Exercise brief:
Pull out every line from the listing that has the word "ПРИЛОЖЕНИЕ".

================

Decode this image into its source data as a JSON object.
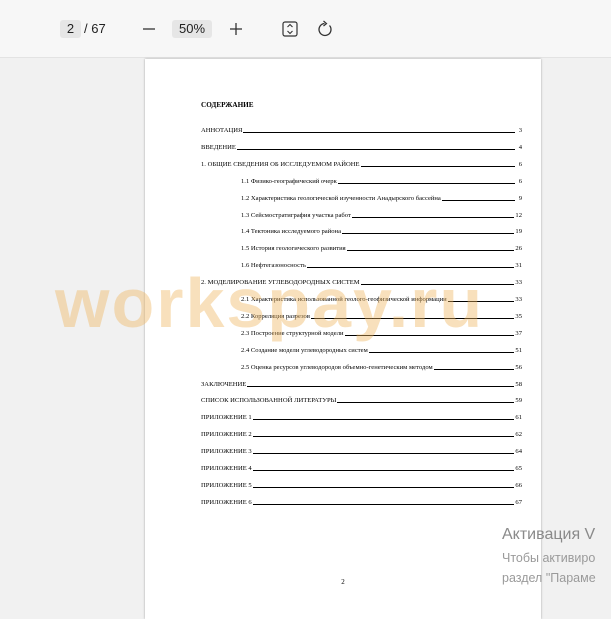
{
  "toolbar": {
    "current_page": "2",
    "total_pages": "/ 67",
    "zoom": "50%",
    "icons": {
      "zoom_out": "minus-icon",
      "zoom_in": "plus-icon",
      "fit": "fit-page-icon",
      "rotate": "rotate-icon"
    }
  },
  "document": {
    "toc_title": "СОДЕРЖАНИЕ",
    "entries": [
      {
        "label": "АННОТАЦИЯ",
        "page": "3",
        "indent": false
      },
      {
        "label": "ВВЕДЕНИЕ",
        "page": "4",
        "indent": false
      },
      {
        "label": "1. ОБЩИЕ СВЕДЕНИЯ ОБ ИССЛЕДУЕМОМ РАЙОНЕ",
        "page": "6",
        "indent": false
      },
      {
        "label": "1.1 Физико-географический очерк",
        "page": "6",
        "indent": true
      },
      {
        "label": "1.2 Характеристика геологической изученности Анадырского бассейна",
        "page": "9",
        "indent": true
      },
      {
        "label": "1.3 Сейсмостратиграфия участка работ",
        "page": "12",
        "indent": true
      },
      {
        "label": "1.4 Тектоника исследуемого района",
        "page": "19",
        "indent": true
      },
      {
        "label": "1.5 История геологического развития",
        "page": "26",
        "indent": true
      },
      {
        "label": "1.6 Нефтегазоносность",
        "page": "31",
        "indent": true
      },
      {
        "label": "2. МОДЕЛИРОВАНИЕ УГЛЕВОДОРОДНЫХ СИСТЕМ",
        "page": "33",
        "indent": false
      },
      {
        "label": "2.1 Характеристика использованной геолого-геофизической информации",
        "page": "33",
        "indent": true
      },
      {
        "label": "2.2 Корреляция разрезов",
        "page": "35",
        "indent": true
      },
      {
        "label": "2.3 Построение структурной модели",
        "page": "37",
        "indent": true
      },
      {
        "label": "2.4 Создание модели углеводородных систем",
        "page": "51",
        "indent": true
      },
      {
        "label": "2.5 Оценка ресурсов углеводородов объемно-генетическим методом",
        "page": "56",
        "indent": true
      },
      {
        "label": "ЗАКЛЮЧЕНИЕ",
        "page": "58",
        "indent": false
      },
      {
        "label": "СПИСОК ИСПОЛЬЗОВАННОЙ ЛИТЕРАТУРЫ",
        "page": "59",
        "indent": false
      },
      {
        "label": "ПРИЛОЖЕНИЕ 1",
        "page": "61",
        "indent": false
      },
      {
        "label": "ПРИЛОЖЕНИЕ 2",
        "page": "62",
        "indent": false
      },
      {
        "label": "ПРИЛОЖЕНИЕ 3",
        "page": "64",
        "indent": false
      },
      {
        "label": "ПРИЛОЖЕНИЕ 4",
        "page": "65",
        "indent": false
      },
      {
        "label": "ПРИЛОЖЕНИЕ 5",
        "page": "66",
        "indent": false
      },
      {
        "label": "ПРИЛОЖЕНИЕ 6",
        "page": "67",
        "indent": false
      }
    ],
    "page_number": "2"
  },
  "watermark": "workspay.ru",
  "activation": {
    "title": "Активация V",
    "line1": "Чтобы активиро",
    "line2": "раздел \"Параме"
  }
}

================

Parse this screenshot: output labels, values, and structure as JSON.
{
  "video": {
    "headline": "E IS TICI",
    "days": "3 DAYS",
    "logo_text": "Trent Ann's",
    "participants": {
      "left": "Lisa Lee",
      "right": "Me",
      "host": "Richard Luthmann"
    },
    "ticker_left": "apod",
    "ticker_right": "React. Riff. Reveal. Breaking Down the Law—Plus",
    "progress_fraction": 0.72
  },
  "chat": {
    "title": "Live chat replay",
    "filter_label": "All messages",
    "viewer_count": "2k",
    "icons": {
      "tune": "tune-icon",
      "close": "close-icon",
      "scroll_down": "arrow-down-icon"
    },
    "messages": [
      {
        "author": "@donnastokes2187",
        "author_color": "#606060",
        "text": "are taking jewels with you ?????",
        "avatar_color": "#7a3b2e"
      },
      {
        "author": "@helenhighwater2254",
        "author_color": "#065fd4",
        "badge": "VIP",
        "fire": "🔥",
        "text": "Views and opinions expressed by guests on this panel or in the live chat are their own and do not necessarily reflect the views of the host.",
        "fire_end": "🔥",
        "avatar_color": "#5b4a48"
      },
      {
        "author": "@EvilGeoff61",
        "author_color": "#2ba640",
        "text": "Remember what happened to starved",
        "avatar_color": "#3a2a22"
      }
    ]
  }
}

================

Finished answer:
        "label": "ПРИЛОЖЕНИЕ 1",
        "label": "ПРИЛОЖЕНИЕ 2",
        "label": "ПРИЛОЖЕНИЕ 3",
        "label": "ПРИЛОЖЕНИЕ 4",
        "label": "ПРИЛОЖЕНИЕ 5",
        "label": "ПРИЛОЖЕНИЕ 6",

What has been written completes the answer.